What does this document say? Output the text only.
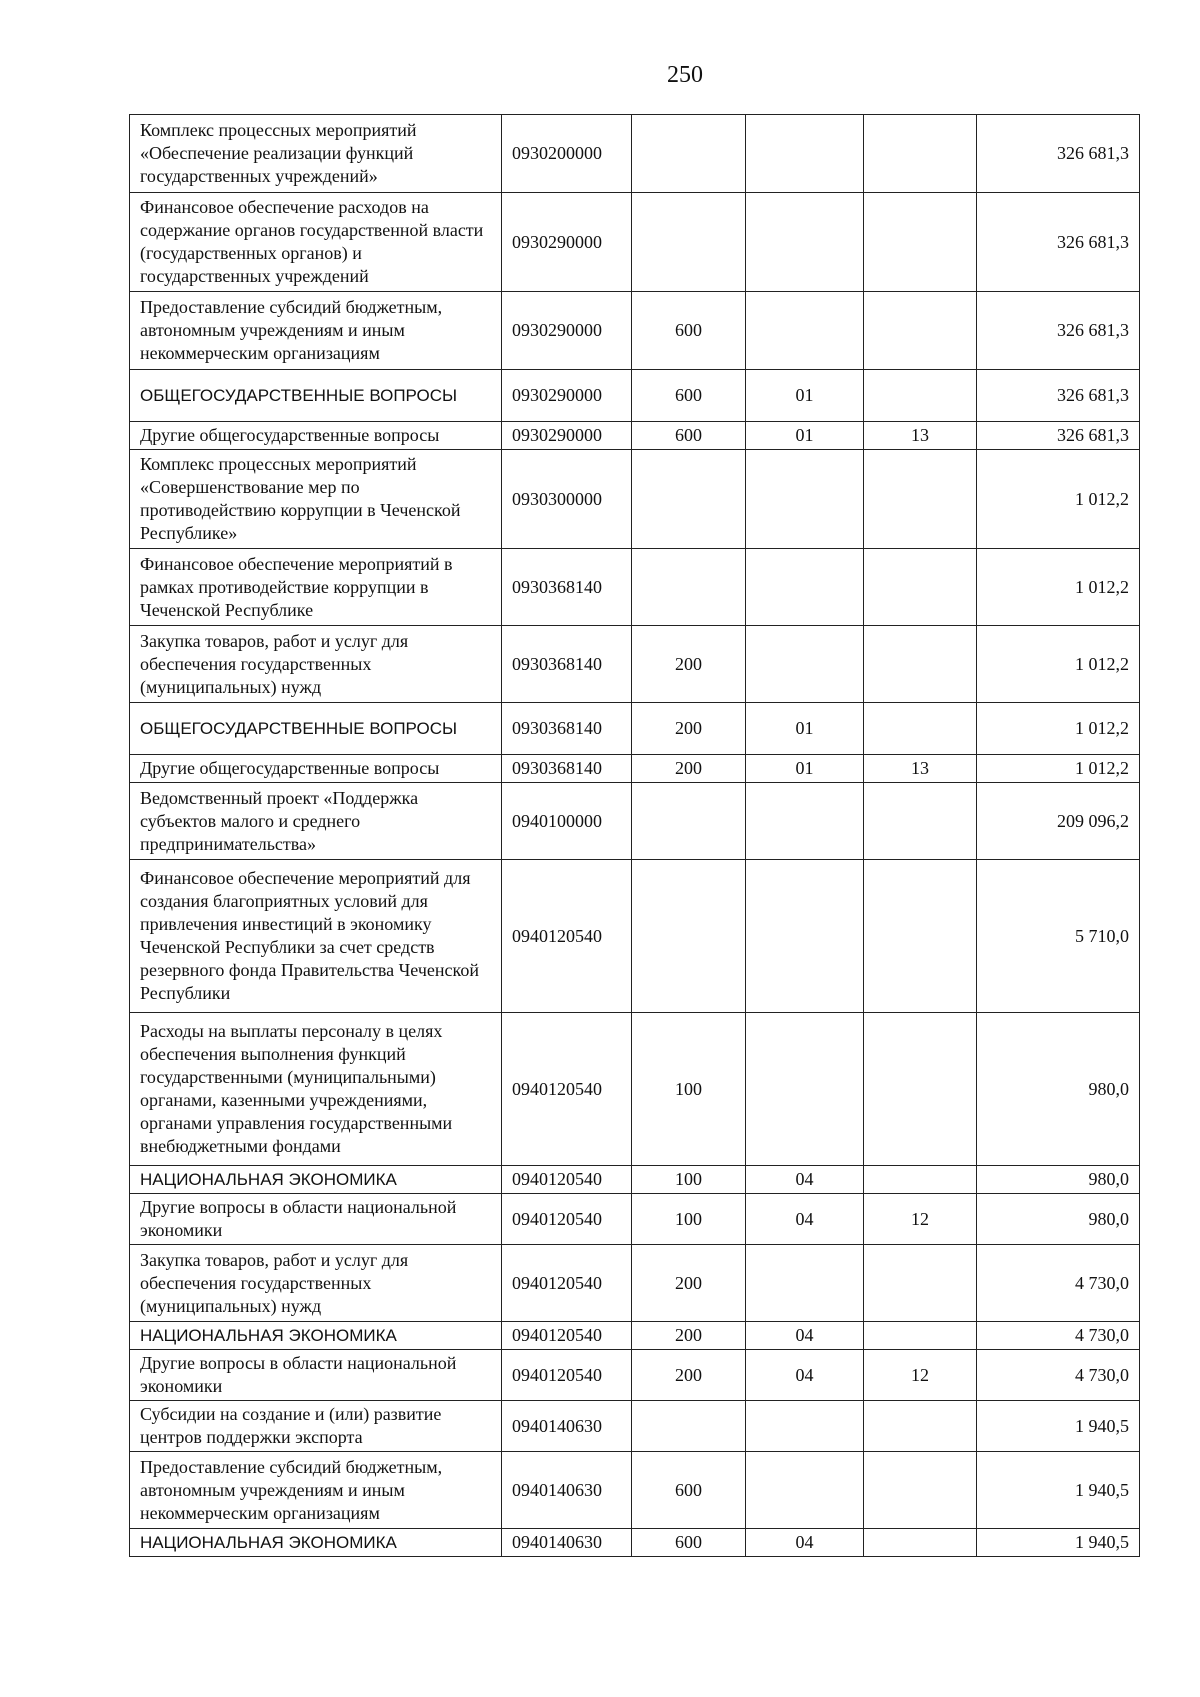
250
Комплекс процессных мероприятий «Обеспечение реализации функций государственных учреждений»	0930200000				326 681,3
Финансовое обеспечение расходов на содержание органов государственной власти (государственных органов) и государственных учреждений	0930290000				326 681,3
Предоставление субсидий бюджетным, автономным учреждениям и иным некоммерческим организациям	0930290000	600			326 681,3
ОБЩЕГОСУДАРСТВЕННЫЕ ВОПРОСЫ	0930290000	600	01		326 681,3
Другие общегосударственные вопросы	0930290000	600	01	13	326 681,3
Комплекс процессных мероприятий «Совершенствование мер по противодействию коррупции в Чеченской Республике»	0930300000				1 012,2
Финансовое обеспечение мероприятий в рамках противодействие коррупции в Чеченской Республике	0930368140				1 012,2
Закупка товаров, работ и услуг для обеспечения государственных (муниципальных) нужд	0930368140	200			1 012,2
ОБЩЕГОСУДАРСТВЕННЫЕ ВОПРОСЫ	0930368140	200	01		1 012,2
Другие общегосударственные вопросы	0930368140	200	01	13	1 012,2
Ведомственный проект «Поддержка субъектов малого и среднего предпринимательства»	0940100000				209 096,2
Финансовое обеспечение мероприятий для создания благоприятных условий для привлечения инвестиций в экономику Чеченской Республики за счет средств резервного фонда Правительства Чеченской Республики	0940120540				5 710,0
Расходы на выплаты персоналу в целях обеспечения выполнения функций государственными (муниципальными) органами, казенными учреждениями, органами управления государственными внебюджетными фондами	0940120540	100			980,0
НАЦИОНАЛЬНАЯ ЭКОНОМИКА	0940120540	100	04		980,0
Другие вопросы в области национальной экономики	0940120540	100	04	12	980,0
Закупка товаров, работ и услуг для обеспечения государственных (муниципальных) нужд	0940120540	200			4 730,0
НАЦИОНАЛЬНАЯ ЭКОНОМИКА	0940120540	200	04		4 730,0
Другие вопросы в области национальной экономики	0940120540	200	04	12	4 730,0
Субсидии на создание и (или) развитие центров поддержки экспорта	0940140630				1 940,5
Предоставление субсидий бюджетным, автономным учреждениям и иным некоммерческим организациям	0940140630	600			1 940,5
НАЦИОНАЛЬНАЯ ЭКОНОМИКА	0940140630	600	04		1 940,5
════════
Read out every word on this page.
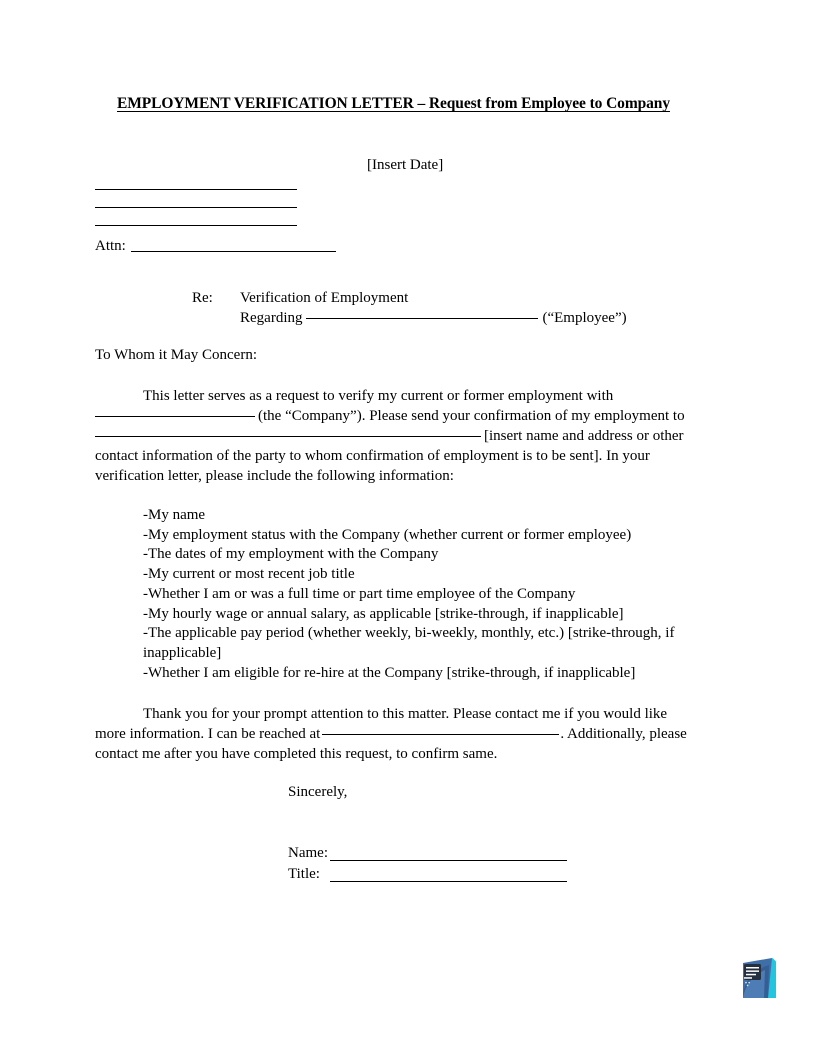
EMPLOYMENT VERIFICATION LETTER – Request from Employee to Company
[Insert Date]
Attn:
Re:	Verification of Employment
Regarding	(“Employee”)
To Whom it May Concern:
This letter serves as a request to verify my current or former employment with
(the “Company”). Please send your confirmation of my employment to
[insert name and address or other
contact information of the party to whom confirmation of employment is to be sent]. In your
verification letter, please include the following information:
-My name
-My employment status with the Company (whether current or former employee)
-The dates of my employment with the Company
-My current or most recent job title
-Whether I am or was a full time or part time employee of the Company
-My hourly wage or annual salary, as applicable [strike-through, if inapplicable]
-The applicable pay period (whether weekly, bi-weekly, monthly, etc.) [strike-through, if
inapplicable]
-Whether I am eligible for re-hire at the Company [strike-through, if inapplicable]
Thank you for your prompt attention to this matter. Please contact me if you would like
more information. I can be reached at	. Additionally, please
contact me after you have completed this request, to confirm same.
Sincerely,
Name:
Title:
════════
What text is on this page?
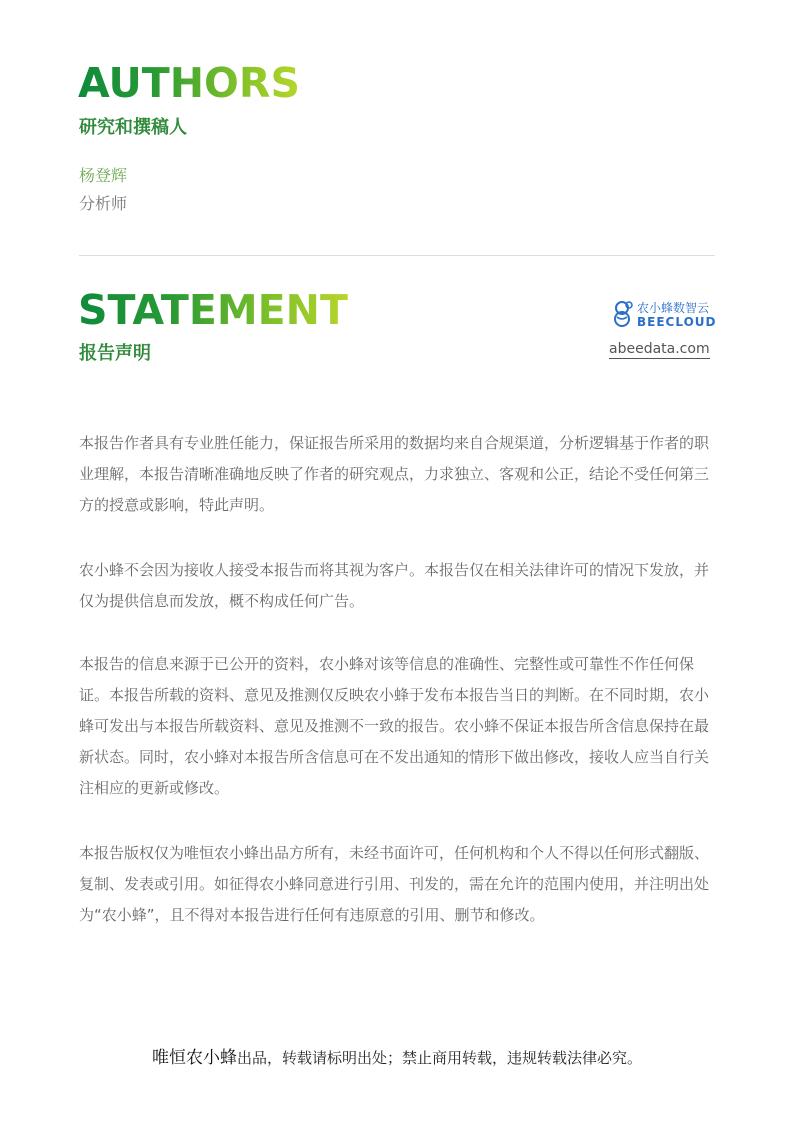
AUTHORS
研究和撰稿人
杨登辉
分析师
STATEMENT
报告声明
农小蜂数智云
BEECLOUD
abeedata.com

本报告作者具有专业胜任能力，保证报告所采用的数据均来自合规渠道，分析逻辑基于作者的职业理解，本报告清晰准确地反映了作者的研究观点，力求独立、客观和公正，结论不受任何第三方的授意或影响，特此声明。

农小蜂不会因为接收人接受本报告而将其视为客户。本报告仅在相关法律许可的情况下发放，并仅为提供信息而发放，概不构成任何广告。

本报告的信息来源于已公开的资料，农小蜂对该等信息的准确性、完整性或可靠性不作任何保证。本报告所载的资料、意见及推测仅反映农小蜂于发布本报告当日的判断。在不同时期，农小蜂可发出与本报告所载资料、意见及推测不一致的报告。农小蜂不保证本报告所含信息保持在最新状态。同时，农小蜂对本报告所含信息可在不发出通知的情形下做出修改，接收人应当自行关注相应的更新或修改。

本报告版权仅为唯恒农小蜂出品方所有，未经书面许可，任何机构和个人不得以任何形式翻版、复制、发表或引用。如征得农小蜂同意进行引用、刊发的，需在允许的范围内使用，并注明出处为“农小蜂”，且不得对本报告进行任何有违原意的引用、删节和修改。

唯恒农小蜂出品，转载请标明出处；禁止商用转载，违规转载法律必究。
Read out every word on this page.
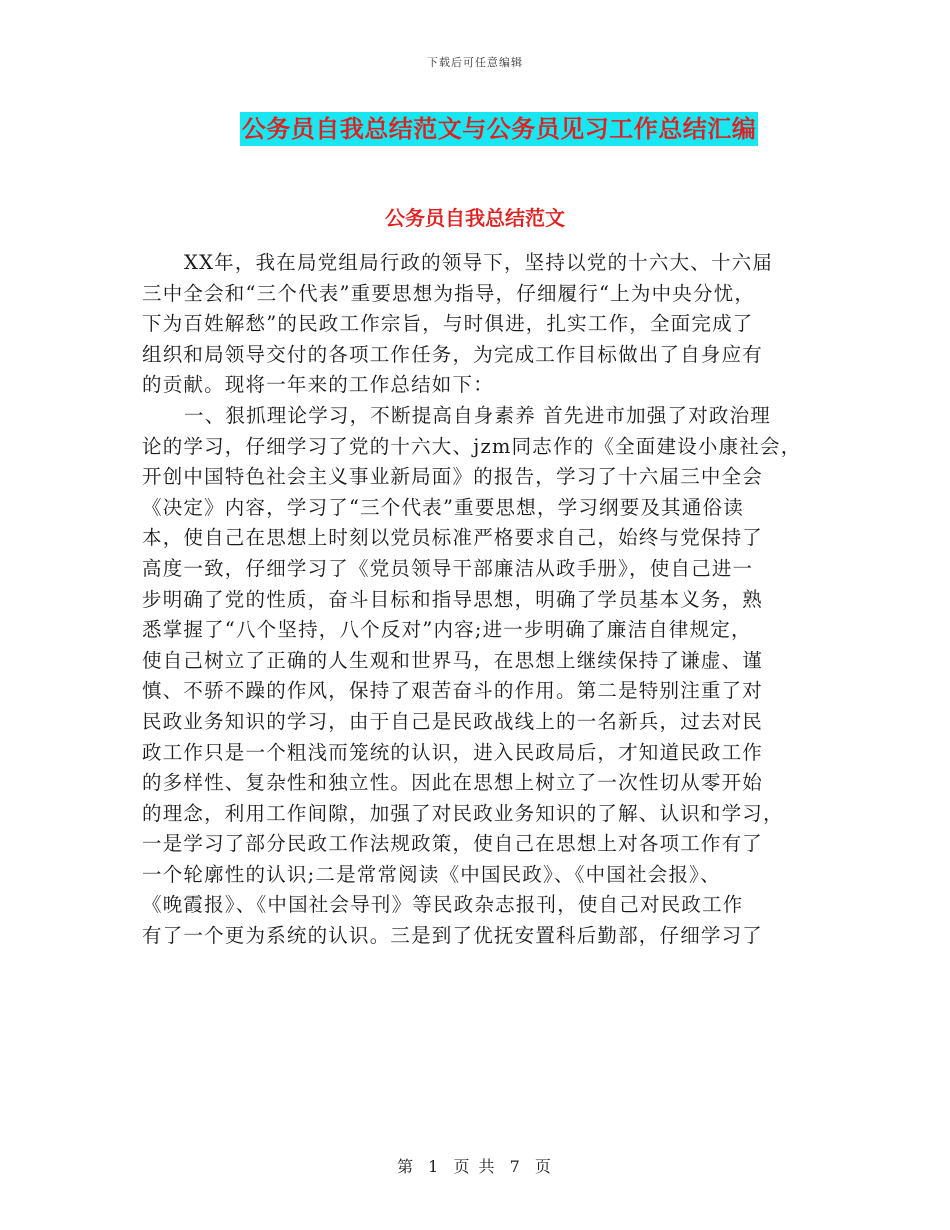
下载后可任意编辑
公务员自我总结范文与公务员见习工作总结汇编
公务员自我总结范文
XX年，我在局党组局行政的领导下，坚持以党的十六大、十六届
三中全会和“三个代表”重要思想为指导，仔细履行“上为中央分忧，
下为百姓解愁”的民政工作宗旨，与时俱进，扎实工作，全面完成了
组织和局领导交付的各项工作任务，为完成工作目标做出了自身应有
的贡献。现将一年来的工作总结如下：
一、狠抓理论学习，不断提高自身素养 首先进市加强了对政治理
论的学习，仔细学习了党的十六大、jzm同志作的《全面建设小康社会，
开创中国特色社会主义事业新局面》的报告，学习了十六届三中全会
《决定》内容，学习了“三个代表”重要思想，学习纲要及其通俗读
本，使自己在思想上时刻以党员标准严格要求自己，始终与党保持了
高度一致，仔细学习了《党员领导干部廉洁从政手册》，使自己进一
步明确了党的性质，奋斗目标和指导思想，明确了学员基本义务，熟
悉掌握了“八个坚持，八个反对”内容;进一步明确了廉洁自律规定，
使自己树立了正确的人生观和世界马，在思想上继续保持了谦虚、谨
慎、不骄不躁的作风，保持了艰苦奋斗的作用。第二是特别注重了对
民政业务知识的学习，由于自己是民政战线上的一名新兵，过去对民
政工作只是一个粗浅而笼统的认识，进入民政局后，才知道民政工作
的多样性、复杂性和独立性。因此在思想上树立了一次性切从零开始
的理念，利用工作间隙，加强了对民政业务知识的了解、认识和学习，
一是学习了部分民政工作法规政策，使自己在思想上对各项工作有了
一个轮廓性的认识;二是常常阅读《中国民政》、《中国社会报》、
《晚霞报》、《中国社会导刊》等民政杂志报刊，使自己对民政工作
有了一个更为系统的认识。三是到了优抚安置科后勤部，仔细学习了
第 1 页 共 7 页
════════
● **TASK DIRECTIONS**
Return only the number of lines in the preceding records that contain the string "current".

● **FINAL RESULT**
3